[Start]
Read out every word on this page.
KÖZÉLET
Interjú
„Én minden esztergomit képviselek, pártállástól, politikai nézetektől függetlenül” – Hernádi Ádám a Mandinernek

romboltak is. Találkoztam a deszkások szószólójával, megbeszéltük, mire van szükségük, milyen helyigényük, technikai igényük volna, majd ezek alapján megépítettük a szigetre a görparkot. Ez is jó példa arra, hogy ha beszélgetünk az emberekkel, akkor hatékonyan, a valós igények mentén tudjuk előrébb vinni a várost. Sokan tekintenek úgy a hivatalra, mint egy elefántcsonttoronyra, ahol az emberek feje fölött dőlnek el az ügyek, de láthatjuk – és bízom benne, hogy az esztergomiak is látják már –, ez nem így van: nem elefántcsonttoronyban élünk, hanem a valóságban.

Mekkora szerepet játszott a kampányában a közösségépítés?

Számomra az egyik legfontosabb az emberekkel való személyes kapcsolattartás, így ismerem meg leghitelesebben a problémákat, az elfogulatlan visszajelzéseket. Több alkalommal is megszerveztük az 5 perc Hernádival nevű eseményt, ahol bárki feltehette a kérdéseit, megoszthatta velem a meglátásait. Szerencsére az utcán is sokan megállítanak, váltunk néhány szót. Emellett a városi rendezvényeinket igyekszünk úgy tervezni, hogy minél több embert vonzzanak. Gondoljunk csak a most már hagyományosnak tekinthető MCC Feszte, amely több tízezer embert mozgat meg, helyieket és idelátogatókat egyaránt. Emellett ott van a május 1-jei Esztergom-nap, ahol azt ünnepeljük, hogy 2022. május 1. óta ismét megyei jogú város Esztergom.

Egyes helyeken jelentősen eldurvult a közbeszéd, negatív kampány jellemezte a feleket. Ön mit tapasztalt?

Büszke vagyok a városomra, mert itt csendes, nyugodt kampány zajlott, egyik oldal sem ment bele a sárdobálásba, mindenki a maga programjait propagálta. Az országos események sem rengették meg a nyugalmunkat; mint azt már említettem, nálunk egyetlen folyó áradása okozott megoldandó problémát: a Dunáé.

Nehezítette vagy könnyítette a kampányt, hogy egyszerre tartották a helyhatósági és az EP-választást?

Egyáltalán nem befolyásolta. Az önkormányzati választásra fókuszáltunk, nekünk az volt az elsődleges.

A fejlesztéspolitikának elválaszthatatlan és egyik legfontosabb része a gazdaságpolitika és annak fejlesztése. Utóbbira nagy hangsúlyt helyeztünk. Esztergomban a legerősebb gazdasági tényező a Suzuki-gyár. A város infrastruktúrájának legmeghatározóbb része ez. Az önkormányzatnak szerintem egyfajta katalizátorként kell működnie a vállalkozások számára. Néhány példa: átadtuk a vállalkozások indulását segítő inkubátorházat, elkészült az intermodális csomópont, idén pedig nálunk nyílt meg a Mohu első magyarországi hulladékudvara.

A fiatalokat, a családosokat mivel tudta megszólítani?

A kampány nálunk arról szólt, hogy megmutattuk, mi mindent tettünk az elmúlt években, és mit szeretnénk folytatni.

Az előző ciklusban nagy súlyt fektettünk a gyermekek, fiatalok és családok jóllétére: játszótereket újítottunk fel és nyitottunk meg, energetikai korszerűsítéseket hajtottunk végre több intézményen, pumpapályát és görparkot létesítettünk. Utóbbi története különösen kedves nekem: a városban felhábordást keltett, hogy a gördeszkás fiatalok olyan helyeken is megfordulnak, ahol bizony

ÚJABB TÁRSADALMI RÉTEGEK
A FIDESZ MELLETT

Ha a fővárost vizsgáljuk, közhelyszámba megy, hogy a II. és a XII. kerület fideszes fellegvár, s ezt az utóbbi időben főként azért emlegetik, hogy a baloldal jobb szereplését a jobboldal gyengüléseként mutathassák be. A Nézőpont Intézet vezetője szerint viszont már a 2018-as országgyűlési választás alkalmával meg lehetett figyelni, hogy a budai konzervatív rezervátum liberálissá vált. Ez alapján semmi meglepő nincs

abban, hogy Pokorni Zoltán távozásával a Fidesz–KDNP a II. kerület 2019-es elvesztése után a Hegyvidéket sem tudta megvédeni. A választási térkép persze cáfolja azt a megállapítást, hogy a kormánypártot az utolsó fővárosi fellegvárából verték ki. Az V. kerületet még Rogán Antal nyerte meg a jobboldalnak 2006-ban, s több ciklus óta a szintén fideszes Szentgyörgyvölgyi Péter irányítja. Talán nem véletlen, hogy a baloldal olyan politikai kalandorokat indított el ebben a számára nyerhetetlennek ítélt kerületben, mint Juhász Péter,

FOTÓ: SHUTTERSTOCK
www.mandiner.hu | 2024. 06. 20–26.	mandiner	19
[End]
## Written problem
Repeat the data above exactly.

## Result
Read out every word on this page.
KÖZÉLET
Interjú
„Én minden esztergomit képviselek, pártállástól, politikai nézetektől függetlenül” – Hernádi Ádám a Mandinernek

romboltak is. Találkoztam a deszkások szószólójával, megbeszéltük, mire van szükségük, milyen helyigényük, technikai igényük volna, majd ezek alapján megépítettük a szigetre a görparkot. Ez is jó példa arra, hogy ha beszélgetünk az emberekkel, akkor hatékonyan, a valós igények mentén tudjuk előrébb vinni a várost. Sokan tekintenek úgy a hivatalra, mint egy elefántcsonttoronyra, ahol az emberek feje fölött dőlnek el az ügyek, de láthatjuk – és bízom benne, hogy az esztergomiak is látják már –, ez nem így van: nem elefántcsonttoronyban élünk, hanem a valóságban.

Mekkora szerepet játszott a kampányában a közösségépítés?

Számomra az egyik legfontosabb az emberekkel való személyes kapcsolattartás, így ismerem meg leghitelesebben a problémákat, az elfogulatlan visszajelzéseket. Több alkalommal is megszerveztük az 5 perc Hernádival nevű eseményt, ahol bárki feltehette a kérdéseit, megoszthatta velem a meglátásait. Szerencsére az utcán is sokan megállítanak, váltunk néhány szót. Emellett a városi rendezvényeinket igyekszünk úgy tervezni, hogy minél több embert vonzzanak. Gondoljunk csak a most már hagyományosnak tekinthető MCC Feszte, amely több tízezer embert mozgat meg, helyieket és idelátogatókat egyaránt. Emellett ott van a május 1-jei Esztergom-nap, ahol azt ünnepeljük, hogy 2022. május 1. óta ismét megyei jogú város Esztergom.

Egyes helyeken jelentősen eldurvult a közbeszéd, negatív kampány jellemezte a feleket. Ön mit tapasztalt?

Büszke vagyok a városomra, mert itt csendes, nyugodt kampány zajlott, egyik oldal sem ment bele a sárdobálásba, mindenki a maga programjait propagálta. Az országos események sem rengették meg a nyugalmunkat; mint azt már említettem, nálunk egyetlen folyó áradása okozott megoldandó problémát: a Dunáé.

Nehezítette vagy könnyítette a kampányt, hogy egyszerre tartották a helyhatósági és az EP-választást?

Egyáltalán nem befolyásolta. Az önkormányzati választásra fókuszáltunk, nekünk az volt az elsődleges.

A fejlesztéspolitikának elválaszthatatlan és egyik legfontosabb része a gazdaságpolitika és annak fejlesztése. Utóbbira nagy hangsúlyt helyeztünk. Esztergomban a legerősebb gazdasági tényező a Suzuki-gyár. A város infrastruktúrájának legmeghatározóbb része ez. Az önkormányzatnak szerintem egyfajta katalizátorként kell működnie a vállalkozások számára. Néhány példa: átadtuk a vállalkozások indulását segítő inkubátorházat, elkészült az intermodális csomópont, idén pedig nálunk nyílt meg a Mohu első magyarországi hulladékudvara.

A fiatalokat, a családosokat mivel tudta megszólítani?

A kampány nálunk arról szólt, hogy megmutattuk, mi mindent tettünk az elmúlt években, és mit szeretnénk folytatni.

Az előző ciklusban nagy súlyt fektettünk a gyermekek, fiatalok és családok jóllétére: játszótereket újítottunk fel és nyitottunk meg, energetikai korszerűsítéseket hajtottunk végre több intézményen, pumpapályát és görparkot létesítettünk. Utóbbi története különösen kedves nekem: a városban felhábordást keltett, hogy a gördeszkás fiatalok olyan helyeken is megfordulnak, ahol bizony

ÚJABB TÁRSADALMI RÉTEGEK
A FIDESZ MELLETT

Ha a fővárost vizsgáljuk, közhelyszámba megy, hogy a II. és a XII. kerület fideszes fellegvár, s ezt az utóbbi időben főként azért emlegetik, hogy a baloldal jobb szereplését a jobboldal gyengüléseként mutathassák be. A Nézőpont Intézet vezetője szerint viszont már a 2018-as országgyűlési választás alkalmával meg lehetett figyelni, hogy a budai konzervatív rezervátum liberálissá vált. Ez alapján semmi meglepő nincs

abban, hogy Pokorni Zoltán távozásával a Fidesz–KDNP a II. kerület 2019-es elvesztése után a Hegyvidéket sem tudta megvédeni. A választási térkép persze cáfolja azt a megállapítást, hogy a kormánypártot az utolsó fővárosi fellegvárából verték ki. Az V. kerületet még Rogán Antal nyerte meg a jobboldalnak 2006-ban, s több ciklus óta a szintén fideszes Szentgyörgyvölgyi Péter irányítja. Talán nem véletlen, hogy a baloldal olyan politikai kalandorokat indított el ebben a számára nyerhetetlennek ítélt kerületben, mint Juhász Péter,

FOTÓ: SHUTTERSTOCK
www.mandiner.hu | 2024. 06. 20–26.	mandiner	19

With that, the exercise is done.